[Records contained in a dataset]
━━━━━━━━
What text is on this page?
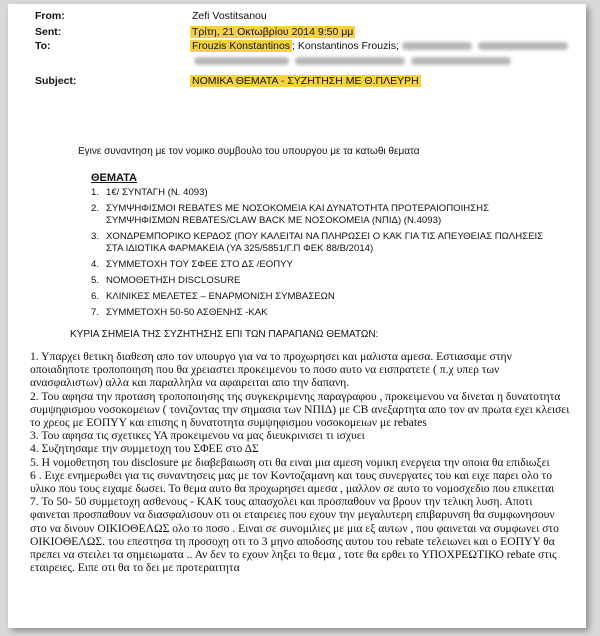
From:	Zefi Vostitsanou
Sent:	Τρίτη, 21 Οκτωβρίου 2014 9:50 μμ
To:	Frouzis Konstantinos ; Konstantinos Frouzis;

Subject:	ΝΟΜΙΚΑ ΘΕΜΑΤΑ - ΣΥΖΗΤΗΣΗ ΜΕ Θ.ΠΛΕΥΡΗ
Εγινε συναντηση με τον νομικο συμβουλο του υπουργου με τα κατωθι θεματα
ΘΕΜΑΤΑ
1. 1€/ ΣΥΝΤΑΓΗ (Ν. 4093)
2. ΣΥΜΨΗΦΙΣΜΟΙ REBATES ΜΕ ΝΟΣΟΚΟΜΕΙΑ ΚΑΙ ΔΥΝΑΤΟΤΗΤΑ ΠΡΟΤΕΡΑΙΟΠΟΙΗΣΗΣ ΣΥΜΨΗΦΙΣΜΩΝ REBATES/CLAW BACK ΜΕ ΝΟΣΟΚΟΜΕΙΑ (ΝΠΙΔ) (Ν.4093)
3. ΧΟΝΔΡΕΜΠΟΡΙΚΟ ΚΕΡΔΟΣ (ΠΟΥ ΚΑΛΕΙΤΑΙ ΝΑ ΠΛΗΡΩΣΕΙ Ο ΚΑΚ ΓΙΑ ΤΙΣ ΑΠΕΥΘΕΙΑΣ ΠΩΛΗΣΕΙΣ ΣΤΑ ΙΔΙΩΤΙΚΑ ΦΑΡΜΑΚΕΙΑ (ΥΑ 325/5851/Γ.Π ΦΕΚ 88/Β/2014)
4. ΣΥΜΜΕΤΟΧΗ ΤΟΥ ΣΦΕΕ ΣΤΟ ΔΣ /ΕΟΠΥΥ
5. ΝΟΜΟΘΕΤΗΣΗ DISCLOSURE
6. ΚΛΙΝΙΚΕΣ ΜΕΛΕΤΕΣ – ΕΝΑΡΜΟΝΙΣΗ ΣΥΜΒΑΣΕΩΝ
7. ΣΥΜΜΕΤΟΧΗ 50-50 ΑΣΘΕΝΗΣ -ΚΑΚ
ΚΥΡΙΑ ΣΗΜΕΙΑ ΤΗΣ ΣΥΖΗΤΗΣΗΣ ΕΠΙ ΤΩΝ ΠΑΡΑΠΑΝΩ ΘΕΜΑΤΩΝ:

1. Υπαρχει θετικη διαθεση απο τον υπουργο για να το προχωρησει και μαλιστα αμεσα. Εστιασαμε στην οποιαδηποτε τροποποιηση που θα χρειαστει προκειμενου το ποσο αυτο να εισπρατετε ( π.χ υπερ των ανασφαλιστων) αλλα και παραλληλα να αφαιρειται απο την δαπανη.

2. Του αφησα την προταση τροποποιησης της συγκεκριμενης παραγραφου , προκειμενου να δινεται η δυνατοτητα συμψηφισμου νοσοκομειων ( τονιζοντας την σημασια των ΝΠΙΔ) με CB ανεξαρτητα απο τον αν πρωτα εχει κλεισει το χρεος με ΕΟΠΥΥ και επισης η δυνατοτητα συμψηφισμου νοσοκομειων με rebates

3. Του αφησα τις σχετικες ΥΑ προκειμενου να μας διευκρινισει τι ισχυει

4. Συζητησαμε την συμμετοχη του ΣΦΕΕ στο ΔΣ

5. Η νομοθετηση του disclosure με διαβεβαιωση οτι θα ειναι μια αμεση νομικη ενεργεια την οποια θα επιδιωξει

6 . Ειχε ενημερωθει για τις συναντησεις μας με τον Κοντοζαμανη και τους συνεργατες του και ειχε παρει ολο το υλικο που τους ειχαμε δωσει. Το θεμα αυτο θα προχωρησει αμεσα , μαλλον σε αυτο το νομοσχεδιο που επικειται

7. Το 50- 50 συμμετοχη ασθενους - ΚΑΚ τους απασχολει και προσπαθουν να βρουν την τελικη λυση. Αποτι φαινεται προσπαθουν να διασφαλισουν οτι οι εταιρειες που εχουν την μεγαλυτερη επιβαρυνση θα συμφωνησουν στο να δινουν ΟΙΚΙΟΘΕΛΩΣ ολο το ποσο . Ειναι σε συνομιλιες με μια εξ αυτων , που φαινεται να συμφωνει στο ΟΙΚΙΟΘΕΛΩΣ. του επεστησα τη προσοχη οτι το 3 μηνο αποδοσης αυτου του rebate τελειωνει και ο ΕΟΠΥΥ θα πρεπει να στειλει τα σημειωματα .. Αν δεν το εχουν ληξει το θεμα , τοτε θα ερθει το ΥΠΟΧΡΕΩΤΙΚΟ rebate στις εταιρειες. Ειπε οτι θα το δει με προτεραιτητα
━━━━━━━━
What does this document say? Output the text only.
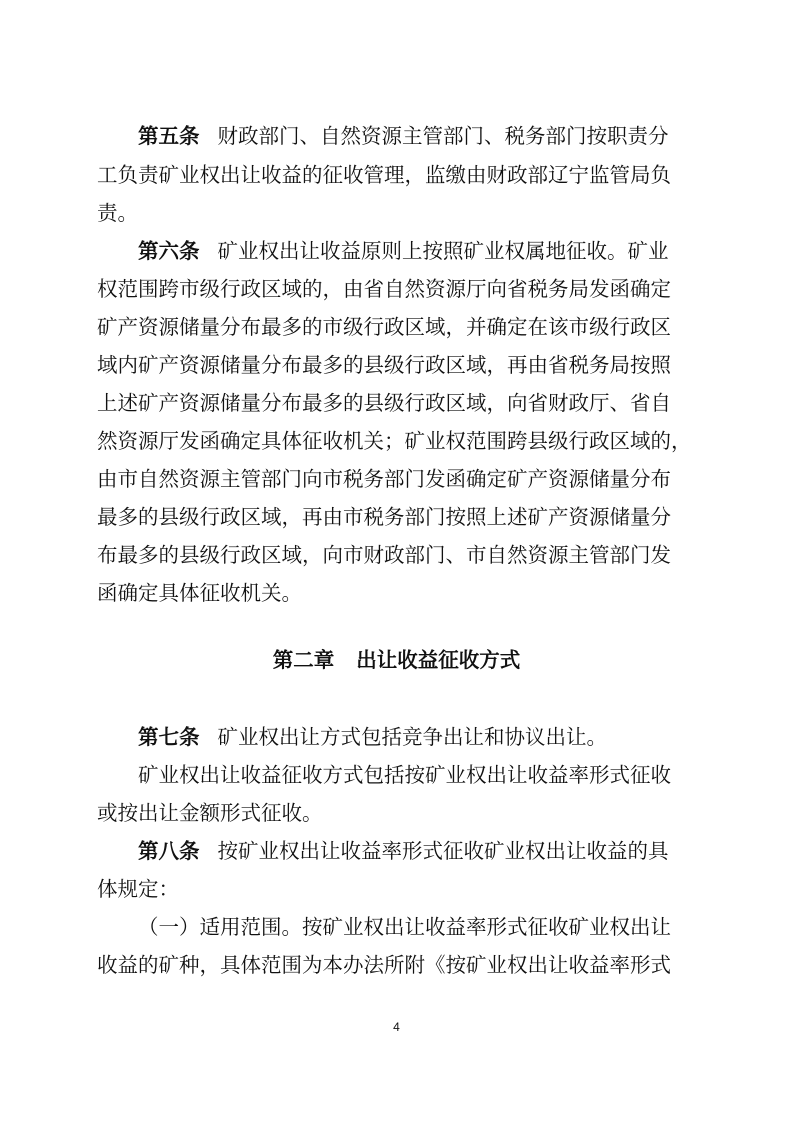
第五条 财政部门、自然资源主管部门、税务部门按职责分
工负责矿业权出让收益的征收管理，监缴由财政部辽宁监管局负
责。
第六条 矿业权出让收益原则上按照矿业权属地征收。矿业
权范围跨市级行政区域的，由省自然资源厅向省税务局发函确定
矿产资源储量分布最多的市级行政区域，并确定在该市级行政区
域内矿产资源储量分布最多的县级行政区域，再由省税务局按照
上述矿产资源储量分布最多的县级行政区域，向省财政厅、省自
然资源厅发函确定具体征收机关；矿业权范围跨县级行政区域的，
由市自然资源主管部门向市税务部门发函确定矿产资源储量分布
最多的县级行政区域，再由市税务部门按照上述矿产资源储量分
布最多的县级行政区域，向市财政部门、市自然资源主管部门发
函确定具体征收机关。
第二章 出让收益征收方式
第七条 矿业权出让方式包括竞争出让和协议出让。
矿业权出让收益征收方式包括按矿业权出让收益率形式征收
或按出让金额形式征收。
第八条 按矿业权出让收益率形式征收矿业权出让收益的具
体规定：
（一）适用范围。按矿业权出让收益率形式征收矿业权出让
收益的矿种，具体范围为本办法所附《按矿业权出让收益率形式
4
━━━━━━━━
BRIEF: Which lines hold the word "ΣΦΕΕ"? Return all of them from the records above.

TASK RESPONSE:
4. ΣΥΜΜΕΤΟΧΗ ΤΟΥ ΣΦΕΕ ΣΤΟ ΔΣ /ΕΟΠΥΥ
4. Συζητησαμε την συμμετοχη του ΣΦΕΕ στο ΔΣ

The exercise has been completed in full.